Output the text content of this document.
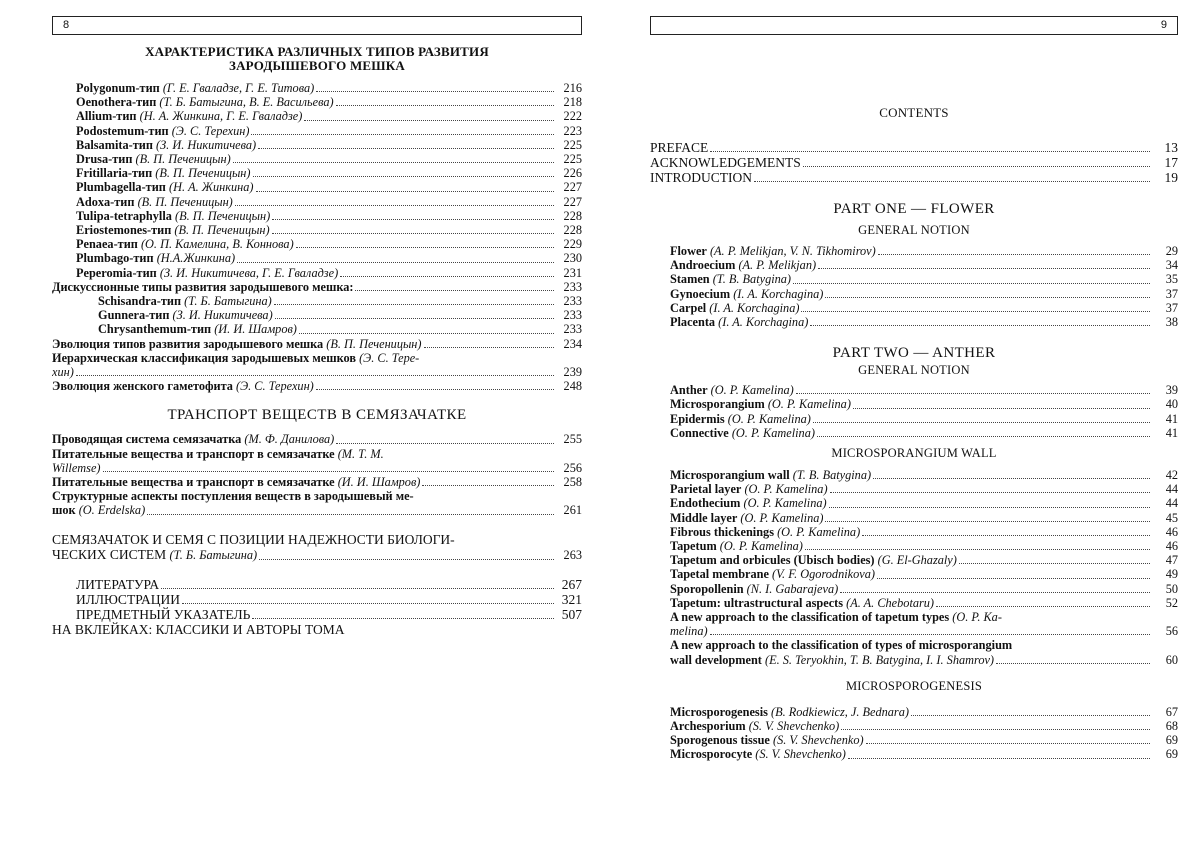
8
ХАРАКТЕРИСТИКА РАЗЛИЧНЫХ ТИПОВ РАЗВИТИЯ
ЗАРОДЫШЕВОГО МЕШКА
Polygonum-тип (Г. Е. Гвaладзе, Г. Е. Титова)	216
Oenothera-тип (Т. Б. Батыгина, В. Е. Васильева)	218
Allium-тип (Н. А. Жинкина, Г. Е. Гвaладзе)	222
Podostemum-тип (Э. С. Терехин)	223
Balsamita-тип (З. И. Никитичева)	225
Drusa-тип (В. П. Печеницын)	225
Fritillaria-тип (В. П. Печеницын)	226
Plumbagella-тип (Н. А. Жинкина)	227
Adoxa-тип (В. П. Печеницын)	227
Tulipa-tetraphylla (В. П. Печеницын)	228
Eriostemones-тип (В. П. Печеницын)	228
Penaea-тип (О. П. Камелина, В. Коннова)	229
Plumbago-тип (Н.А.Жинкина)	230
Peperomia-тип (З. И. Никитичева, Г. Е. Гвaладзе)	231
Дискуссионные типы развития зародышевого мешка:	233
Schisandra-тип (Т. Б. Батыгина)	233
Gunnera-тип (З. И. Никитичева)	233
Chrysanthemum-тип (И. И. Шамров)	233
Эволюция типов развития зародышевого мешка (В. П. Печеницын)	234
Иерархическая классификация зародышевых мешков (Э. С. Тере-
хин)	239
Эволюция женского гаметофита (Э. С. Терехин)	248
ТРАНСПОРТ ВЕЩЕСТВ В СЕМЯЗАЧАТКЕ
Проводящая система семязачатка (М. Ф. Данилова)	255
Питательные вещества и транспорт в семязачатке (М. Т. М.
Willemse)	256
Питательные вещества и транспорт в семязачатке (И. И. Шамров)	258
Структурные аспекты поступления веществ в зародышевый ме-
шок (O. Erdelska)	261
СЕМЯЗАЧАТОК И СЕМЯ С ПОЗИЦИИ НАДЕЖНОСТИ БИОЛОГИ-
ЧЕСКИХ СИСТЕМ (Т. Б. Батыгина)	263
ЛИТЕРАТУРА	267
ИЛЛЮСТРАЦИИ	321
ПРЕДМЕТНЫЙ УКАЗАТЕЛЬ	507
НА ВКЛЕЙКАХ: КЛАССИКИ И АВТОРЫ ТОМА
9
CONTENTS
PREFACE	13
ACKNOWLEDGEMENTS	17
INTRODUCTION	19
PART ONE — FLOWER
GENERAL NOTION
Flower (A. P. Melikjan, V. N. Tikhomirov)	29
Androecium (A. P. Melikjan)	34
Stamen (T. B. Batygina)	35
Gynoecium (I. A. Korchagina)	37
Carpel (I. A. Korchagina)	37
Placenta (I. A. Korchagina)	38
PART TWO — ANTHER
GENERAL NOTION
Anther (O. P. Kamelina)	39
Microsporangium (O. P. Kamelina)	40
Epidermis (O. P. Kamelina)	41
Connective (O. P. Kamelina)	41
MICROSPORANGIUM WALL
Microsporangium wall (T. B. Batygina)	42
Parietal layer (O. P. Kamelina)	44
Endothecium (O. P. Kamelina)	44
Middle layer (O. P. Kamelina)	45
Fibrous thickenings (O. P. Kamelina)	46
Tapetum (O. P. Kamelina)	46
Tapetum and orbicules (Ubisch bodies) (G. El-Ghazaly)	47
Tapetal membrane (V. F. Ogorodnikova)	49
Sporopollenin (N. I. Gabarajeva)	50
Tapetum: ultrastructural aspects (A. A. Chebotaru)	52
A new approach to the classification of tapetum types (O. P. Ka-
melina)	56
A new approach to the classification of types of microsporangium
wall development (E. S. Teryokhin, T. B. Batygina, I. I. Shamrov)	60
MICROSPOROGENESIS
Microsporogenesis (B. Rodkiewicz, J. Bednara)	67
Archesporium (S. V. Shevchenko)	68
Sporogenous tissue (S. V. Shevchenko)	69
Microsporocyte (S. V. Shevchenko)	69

| THE TASK |
If a line in the entries contains "Эволюция", copy it.

| YOUR SOLUTION |
Эволюция типов развития зародышевого мешка (В. П. Печеницын)	234
Эволюция женского гаметофита (Э. С. Терехин)	248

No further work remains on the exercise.